WHAT YOU NEED TO DO — Which lines hold the string "seguridad"? Copy every one of them.

DATA —
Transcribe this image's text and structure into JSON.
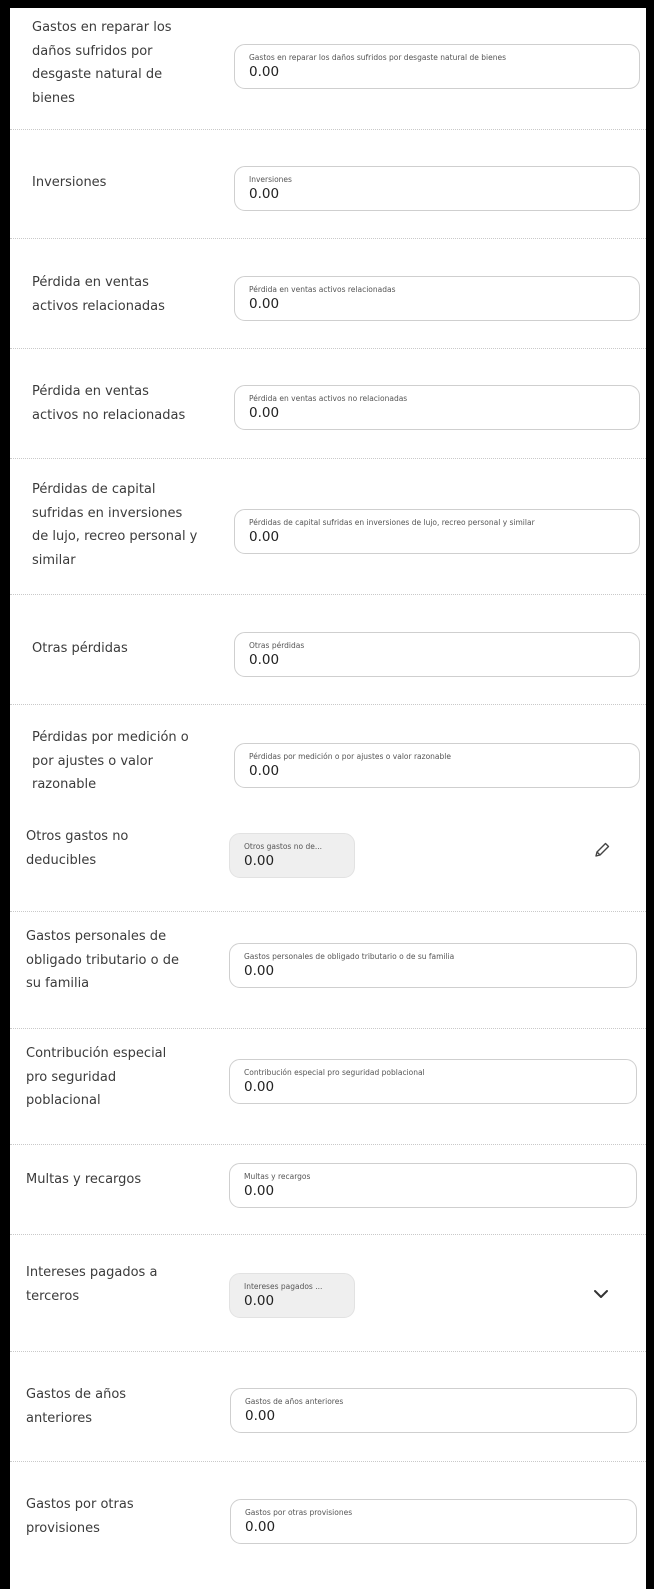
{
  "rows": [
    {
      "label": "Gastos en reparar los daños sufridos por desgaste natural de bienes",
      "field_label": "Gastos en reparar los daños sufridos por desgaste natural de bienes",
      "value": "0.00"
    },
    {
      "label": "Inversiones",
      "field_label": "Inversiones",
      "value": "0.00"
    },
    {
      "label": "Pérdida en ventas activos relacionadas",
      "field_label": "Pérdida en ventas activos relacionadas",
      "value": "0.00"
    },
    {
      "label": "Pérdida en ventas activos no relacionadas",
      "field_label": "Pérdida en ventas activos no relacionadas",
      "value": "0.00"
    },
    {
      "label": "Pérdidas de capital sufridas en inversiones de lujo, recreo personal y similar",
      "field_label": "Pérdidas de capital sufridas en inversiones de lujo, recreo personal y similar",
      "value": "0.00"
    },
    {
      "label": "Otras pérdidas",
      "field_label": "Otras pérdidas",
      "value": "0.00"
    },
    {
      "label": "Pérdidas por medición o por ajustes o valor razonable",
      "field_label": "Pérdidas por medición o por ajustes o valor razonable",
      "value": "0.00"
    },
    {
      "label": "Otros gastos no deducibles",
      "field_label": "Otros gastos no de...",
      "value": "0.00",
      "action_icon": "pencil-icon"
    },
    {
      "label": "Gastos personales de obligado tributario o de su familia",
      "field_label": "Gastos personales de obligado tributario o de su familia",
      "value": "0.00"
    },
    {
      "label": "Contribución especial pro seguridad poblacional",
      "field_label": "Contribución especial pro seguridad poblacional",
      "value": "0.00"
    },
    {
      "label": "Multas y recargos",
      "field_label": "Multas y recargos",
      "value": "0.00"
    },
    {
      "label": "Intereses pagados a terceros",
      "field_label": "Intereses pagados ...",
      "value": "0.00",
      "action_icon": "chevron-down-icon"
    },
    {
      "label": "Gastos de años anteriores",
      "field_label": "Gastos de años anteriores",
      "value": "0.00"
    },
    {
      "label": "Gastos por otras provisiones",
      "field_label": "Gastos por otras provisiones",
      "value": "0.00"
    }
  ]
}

==

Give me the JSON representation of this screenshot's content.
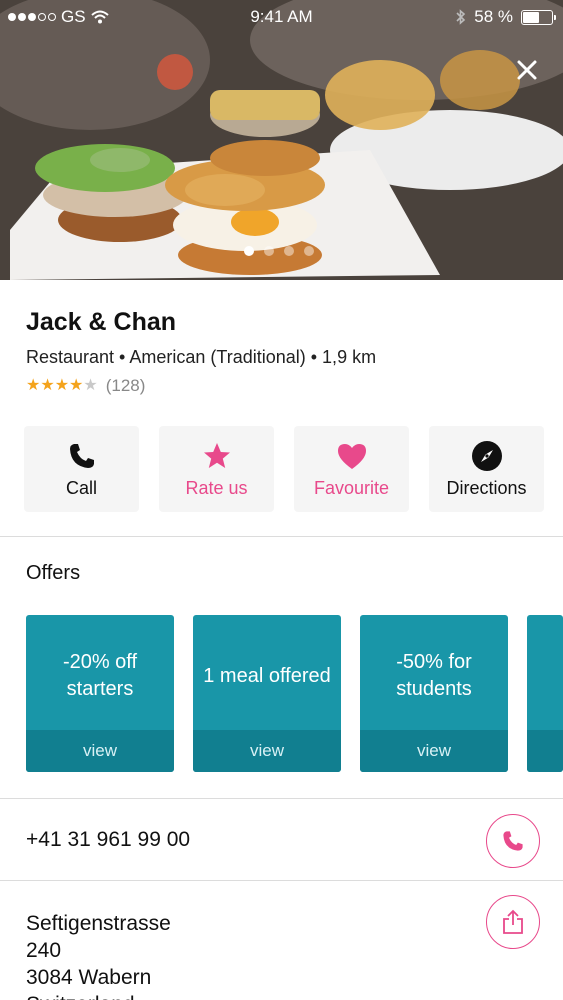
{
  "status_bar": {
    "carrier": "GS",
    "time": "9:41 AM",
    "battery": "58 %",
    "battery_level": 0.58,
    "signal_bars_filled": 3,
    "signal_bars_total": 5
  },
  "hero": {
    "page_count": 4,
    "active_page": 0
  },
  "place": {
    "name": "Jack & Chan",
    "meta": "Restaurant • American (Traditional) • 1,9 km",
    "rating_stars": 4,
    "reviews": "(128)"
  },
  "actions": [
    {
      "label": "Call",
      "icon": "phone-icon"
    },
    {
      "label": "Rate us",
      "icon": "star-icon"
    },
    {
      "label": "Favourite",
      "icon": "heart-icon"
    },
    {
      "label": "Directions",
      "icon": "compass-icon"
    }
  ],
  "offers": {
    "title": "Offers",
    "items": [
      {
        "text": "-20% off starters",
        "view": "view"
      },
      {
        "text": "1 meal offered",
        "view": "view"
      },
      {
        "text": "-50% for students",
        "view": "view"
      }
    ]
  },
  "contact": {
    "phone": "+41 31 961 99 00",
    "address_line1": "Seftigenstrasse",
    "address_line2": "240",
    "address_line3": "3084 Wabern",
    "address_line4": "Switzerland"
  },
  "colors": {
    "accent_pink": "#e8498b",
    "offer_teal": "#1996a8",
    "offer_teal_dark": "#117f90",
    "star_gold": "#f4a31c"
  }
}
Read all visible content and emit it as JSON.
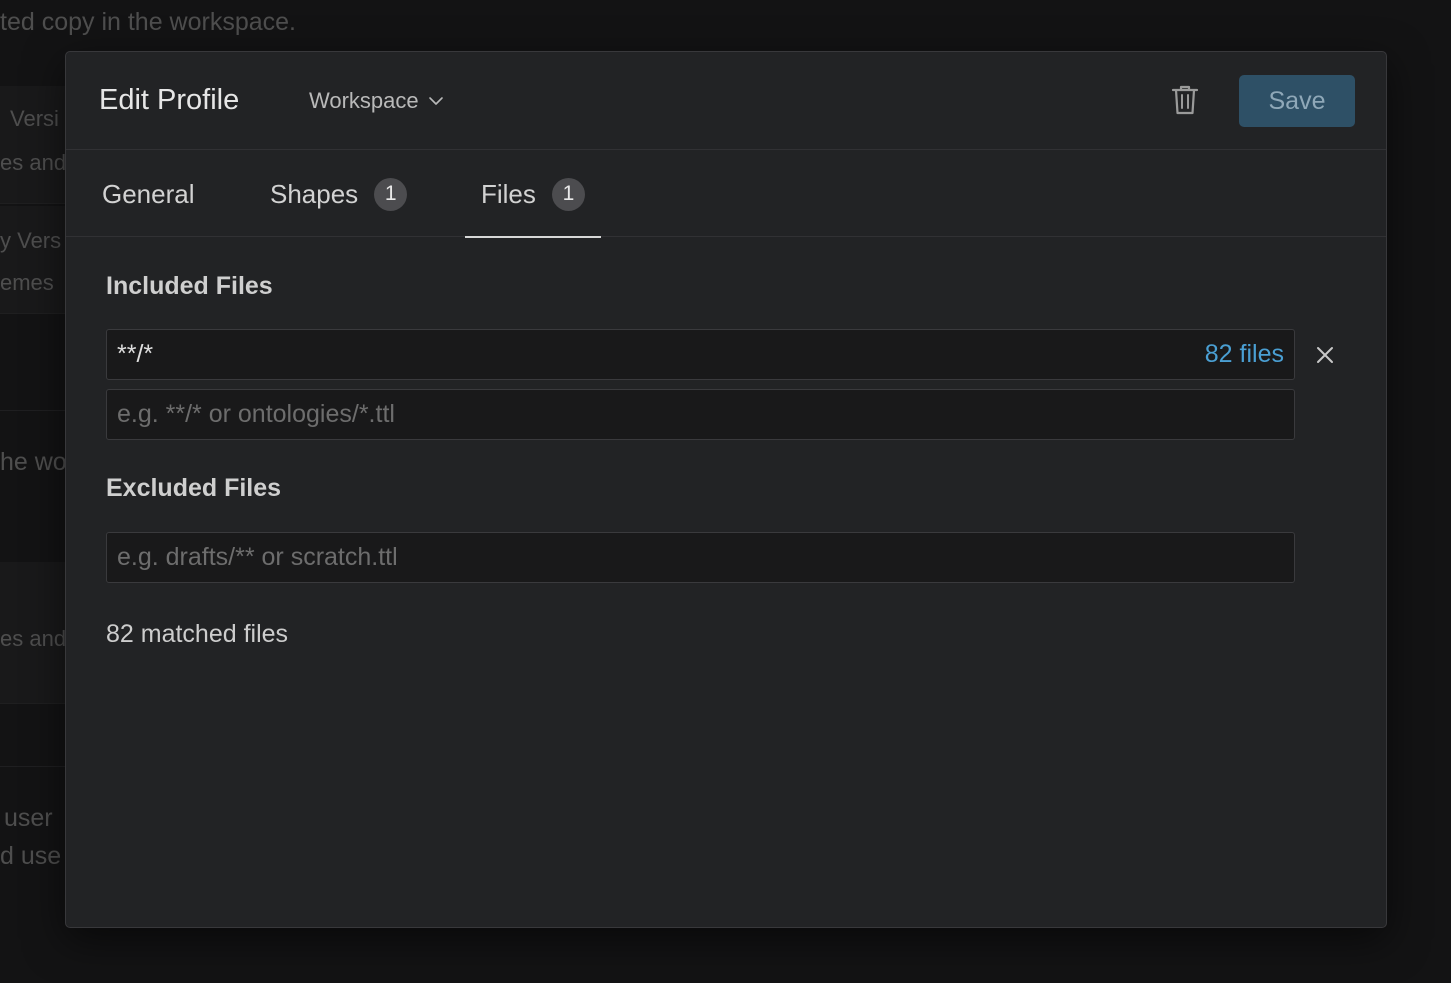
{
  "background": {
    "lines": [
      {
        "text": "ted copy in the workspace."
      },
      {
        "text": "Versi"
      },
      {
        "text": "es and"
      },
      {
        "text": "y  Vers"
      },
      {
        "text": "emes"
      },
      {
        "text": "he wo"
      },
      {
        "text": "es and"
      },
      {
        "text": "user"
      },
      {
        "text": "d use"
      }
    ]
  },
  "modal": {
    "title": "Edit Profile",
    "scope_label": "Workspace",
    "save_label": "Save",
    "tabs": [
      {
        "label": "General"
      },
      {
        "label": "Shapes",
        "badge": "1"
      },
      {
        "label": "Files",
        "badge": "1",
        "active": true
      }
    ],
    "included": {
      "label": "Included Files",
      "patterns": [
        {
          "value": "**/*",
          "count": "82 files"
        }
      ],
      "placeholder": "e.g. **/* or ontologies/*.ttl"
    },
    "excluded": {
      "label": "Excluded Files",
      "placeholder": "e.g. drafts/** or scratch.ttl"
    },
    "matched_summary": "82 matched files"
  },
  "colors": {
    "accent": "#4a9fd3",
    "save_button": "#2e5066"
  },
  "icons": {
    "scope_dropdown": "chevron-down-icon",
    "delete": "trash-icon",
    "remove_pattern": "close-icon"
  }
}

FINAL RESULT —
      "label": "Contribución especial pro seguridad poblacional",
      "field_label": "Contribución especial pro seguridad poblacional",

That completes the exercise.